┌─ SELECTED EXCERPT

Door:
Joris Tielens

27 juni 2018

The coffee sector is in danger, NGO’s argued at the Coffee debate last week: while lots of money is made by coffee brands who invest in new marketing concepts to seduce consumers, investments in production of coffee by farmers is lacking. Demand is increasing, but climate change threatens production. Representatives of industry, however, seemed not to be too alarmed. The debate concluded with consensus among many that sector wide cooperation to redistribute value in the coffee chain is missing and urgently needs more action.

The evening before the World of Coffee event in Amsterdam, representatives of coffee brands, coffee traders, banks, civil society and farmer cooperatives gathered in the Nieuwe Poort in the business centre of Amsterdam to discuss the future of coffee. The debate was organised by Solidaridad, Rainforest Alliance, Rabobank, and Vice Versa. In between the discussions, a short movie was shown depicting a future without coffee, in which desperate office clerks run for the very last sip of coffee.

└─

### EXERCISES TO COMPLETE
- a) Render the rows as a numbered list, leaving out blank lines, and cover everything from the start of the rows down to the line containing "266, 247, 277]", both ends included.
- b) Write a continuation of the coffee debate report, picking up right after its last sentence.

┌─ GIVEN DATA

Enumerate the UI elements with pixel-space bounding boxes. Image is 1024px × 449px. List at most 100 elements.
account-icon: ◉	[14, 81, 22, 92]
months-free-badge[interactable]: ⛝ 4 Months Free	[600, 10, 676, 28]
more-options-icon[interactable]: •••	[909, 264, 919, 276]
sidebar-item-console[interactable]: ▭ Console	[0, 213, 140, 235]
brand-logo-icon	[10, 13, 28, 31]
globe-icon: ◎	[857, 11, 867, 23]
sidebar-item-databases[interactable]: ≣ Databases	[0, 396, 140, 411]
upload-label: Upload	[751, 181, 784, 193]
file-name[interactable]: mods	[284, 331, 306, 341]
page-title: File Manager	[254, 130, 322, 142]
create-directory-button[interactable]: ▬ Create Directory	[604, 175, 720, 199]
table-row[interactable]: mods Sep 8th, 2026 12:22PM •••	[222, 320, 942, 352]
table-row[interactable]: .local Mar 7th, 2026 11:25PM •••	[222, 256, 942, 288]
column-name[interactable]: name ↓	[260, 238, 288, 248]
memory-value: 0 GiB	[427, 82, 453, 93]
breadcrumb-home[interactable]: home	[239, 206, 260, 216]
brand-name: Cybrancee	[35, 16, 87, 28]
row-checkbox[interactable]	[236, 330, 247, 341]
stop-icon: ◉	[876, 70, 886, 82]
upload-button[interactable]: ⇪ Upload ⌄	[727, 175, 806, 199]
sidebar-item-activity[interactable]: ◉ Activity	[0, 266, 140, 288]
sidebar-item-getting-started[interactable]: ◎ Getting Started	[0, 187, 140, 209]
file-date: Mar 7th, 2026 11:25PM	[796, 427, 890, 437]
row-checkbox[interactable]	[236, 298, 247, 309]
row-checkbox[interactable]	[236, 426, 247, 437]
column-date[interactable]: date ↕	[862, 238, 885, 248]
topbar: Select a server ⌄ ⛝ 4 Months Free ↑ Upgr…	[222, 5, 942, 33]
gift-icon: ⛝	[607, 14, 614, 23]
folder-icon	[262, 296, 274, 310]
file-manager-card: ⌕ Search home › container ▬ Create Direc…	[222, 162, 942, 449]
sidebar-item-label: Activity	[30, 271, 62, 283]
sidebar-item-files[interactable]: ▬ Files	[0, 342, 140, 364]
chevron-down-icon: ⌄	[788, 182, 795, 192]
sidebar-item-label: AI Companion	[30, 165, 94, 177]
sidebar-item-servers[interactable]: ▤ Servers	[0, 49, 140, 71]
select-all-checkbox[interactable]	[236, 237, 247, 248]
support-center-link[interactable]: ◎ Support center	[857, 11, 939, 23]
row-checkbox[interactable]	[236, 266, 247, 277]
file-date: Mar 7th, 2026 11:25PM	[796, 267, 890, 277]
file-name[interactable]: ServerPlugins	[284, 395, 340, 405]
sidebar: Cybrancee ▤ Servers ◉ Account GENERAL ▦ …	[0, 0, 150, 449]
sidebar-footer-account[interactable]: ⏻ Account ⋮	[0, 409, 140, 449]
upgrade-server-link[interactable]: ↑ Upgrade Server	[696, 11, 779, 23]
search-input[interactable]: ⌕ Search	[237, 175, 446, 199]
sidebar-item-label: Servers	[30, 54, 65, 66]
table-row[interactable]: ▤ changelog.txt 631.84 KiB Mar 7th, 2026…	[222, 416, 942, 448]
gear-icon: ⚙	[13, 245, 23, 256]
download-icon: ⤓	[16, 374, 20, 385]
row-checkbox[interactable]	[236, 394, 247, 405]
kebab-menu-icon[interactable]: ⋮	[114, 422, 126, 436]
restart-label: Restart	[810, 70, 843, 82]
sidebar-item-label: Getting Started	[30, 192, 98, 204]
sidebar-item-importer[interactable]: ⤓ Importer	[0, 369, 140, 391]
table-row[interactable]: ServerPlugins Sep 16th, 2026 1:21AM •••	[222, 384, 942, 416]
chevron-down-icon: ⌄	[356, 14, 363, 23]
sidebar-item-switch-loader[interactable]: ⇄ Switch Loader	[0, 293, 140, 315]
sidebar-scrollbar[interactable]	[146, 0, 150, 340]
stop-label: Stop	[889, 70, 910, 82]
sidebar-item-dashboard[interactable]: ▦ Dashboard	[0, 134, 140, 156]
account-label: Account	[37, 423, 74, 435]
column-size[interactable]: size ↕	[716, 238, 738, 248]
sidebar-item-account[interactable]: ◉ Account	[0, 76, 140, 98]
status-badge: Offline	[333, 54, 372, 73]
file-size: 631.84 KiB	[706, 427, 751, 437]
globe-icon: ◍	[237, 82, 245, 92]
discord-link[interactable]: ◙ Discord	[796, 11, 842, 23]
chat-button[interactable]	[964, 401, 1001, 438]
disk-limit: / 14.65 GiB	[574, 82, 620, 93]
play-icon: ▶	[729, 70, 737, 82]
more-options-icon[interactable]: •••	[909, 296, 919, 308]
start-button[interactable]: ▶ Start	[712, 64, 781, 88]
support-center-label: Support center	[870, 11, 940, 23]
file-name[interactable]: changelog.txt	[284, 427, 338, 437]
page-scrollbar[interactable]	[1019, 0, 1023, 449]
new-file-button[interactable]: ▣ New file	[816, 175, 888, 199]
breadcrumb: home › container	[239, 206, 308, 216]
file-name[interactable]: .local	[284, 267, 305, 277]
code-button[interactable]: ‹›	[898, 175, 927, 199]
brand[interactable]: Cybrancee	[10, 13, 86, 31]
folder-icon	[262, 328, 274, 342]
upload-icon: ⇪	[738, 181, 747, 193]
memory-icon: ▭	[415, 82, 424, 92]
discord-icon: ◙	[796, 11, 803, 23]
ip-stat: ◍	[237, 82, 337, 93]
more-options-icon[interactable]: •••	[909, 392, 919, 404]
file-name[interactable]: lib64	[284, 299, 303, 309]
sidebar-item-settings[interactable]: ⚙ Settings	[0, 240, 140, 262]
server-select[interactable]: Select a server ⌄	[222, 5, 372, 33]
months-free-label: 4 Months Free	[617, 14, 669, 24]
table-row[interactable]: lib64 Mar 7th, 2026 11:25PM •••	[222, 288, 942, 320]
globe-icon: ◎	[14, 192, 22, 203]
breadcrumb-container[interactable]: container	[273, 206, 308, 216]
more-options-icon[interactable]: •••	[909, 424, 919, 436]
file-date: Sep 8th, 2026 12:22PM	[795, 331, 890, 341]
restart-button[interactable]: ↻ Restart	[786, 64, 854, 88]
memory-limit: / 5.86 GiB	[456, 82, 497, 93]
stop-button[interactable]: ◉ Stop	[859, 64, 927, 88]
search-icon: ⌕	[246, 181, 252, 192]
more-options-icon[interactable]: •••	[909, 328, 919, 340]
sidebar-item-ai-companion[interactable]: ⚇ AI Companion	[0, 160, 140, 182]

└─

### ANSWERS FOR THIS EXERCISE
- a)
1. Enumerate the UI elements with pixel-space bounding boxes. Image is 1024px × 449px. List at most 100 elements.
2. account-icon: ◉	[14, 81, 22, 92]
3. months-free-badge[interactable]: ⛝ 4 Months Free	[600, 10, 676, 28]
4. more-options-icon[interactable]: •••	[909, 264, 919, 276]
5. sidebar-item-console[interactable]: ▭ Console	[0, 213, 140, 235]
6. brand-logo-icon	[10, 13, 28, 31]
7. globe-icon: ◎	[857, 11, 867, 23]
8. sidebar-item-databases[interactable]: ≣ Databases	[0, 396, 140, 411]
9. upload-label: Upload	[751, 181, 784, 193]
10. file-name[interactable]: mods	[284, 331, 306, 341]
11. page-title: File Manager	[254, 130, 322, 142]
12. create-directory-button[interactable]: ▬ Create Directory	[604, 175, 720, 199]
13. table-row[interactable]: mods Sep 8th, 2026 12:22PM •••	[222, 320, 942, 352]
14. table-row[interactable]: .local Mar 7th, 2026 11:25PM •••	[222, 256, 942, 288]
15. column-name[interactable]: name ↓	[260, 238, 288, 248]
16. memory-value: 0 GiB	[427, 82, 453, 93]
17. breadcrumb-home[interactable]: home	[239, 206, 260, 216]
18. brand-name: Cybrancee	[35, 16, 87, 28]
19. row-checkbox[interactable]	[236, 330, 247, 341]
20. stop-icon: ◉	[876, 70, 886, 82]
21. upload-button[interactable]: ⇪ Upload ⌄	[727, 175, 806, 199]
22. sidebar-item-activity[interactable]: ◉ Activity	[0, 266, 140, 288]
23. sidebar-item-getting-started[interactable]: ◎ Getting Started	[0, 187, 140, 209]
24. file-date: Mar 7th, 2026 11:25PM	[796, 427, 890, 437]
25. row-checkbox[interactable]	[236, 298, 247, 309]
26. row-checkbox[interactable]	[236, 426, 247, 437]
27. column-date[interactable]: date ↕	[862, 238, 885, 248]
28. topbar: Select a server ⌄ ⛝ 4 Months Free ↑ Upgr…	[222, 5, 942, 33]
29. gift-icon: ⛝	[607, 14, 614, 23]
30. folder-icon	[262, 296, 274, 310]
31. file-manager-card: ⌕ Search home › container ▬ Create Direc…	[222, 162, 942, 449]
32. sidebar-item-label: Activity	[30, 271, 62, 283]
33. sidebar-item-files[interactable]: ▬ Files	[0, 342, 140, 364]
34. chevron-down-icon: ⌄	[788, 182, 795, 192]
35. sidebar-item-label: AI Companion	[30, 165, 94, 177]
36. sidebar-item-servers[interactable]: ▤ Servers	[0, 49, 140, 71]
37. select-all-checkbox[interactable]	[236, 237, 247, 248]
38. support-center-link[interactable]: ◎ Support center	[857, 11, 939, 23]
39. row-checkbox[interactable]	[236, 266, 247, 277]

- b)
That the future of coffee is insecure was indeed the message of Heske Verburg, managing director of Solidaridad Europe, who opened the evening. She told that demand for coffee is expected to double by 2050. However, due to climate change up to 50% of the current coffee producing area will no longer be suitable for coffee production by 2050, if no additional measures are taken. Moreover, in many countries the average age of coffee farmers is around 60 years. Young farmers do not want to grow coffee anymore, because they can’t make a living with it. ‘How can we redistribute value in the coffee chain’, she asked. ‘Who is paying for the coffee of the future?’ We all should, she said, and more than we currently do. ‘We need more commitments from the coffee industry and the financial sector to invest in the future of coffee. The external costs are borne now by the farmers and that is not sustainable. The coffee sector is built on quicksand’, Verburg concluded.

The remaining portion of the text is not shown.